-- start of Given data --
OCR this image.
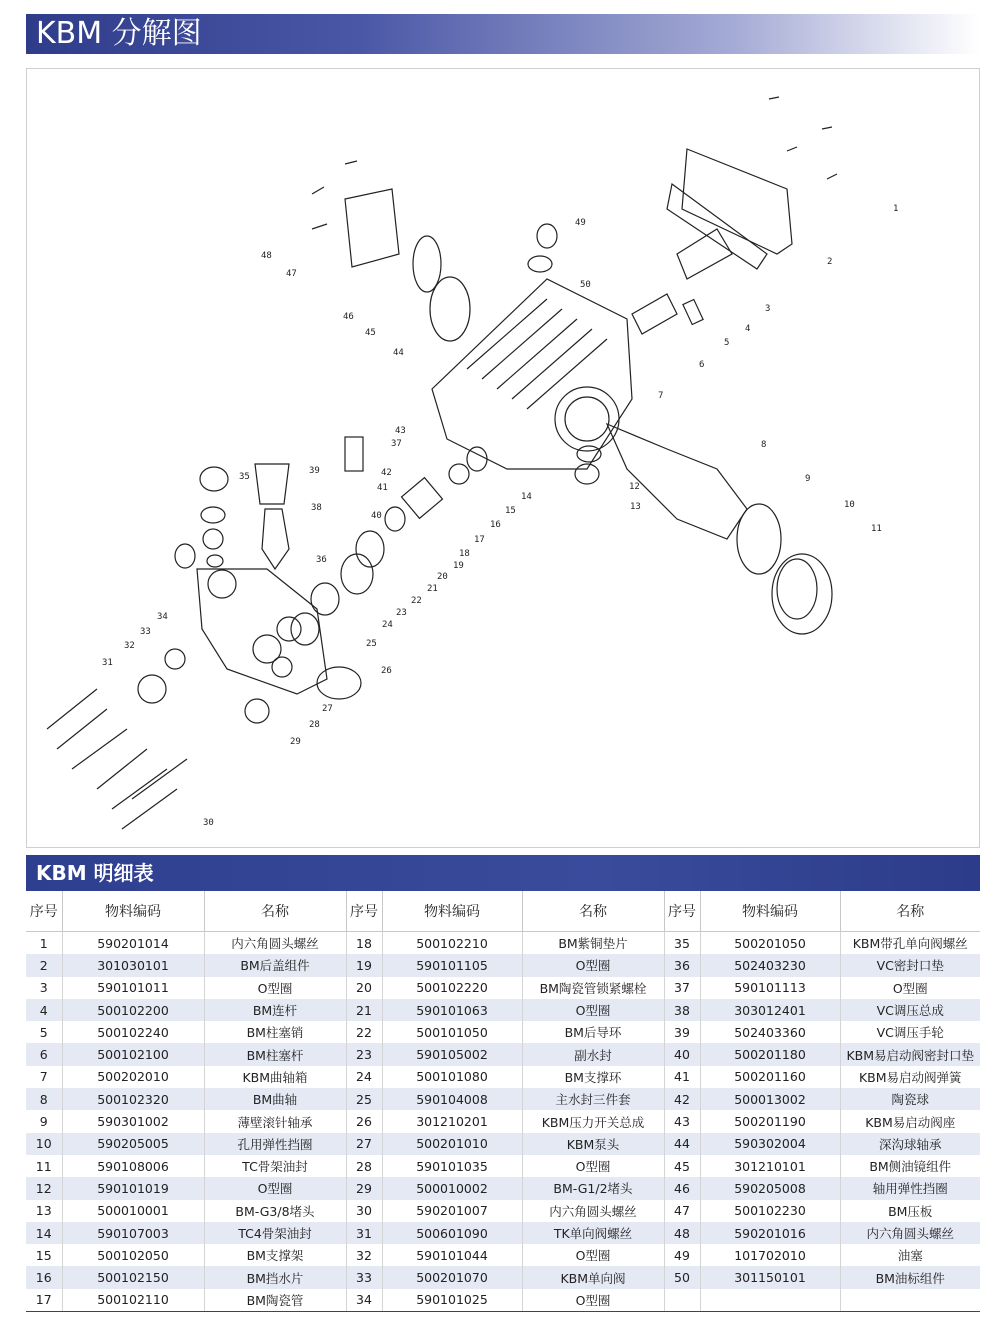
KBM 分解图
1
2
3
4
5
6
7
8
9
10
11
12
13
14
15
16
17
18
19
20
21
22
23
24
25
26
27
28
29
30
31
32
33
34
35
36
37
38
39
40
41
42
43
44
45
46
47
48
49
50
KBM 明细表
序号	物料编码	名称	序号	物料编码	名称	序号	物料编码	名称
1	590201014	内六角圆头螺丝	18	500102210	BM紫铜垫片	35	500201050	KBM带孔单向阀螺丝
2	301030101	BM后盖组件	19	590101105	O型圈	36	502403230	VC密封口垫
3	590101011	O型圈	20	500102220	BM陶瓷管锁紧螺栓	37	590101113	O型圈
4	500102200	BM连杆	21	590101063	O型圈	38	303012401	VC调压总成
5	500102240	BM柱塞销	22	500101050	BM后导环	39	502403360	VC调压手轮
6	500102100	BM柱塞杆	23	590105002	副水封	40	500201180	KBM易启动阀密封口垫
7	500202010	KBM曲轴箱	24	500101080	BM支撑环	41	500201160	KBM易启动阀弹簧
8	500102320	BM曲轴	25	590104008	主水封三件套	42	500013002	陶瓷球
9	590301002	薄壁滚针轴承	26	301210201	KBM压力开关总成	43	500201190	KBM易启动阀座
10	590205005	孔用弹性挡圈	27	500201010	KBM泵头	44	590302004	深沟球轴承
11	590108006	TC骨架油封	28	590101035	O型圈	45	301210101	BM侧油镜组件
12	590101019	O型圈	29	500010002	BM-G1/2堵头	46	590205008	轴用弹性挡圈
13	500010001	BM-G3/8堵头	30	590201007	内六角圆头螺丝	47	500102230	BM压板
14	590107003	TC4骨架油封	31	500601090	TK单向阀螺丝	48	590201016	内六角圆头螺丝
15	500102050	BM支撑架	32	590101044	O型圈	49	101702010	油塞
16	500102150	BM挡水片	33	500201070	KBM单向阀	50	301150101	BM油标组件
17	500102110	BM陶瓷管	34	590101025	O型圈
-- end of Given data --
### Exercise directions
Write out every line from the entries where "内六角圆头螺丝" appears.

### Task response
1	590201014	内六角圆头螺丝	18	500102210	BM紫铜垫片	35	500201050	KBM带孔单向阀螺丝
13	500010001	BM-G3/8堵头	30	590201007	内六角圆头螺丝	47	500102230	BM压板
14	590107003	TC4骨架油封	31	500601090	TK单向阀螺丝	48	590201016	内六角圆头螺丝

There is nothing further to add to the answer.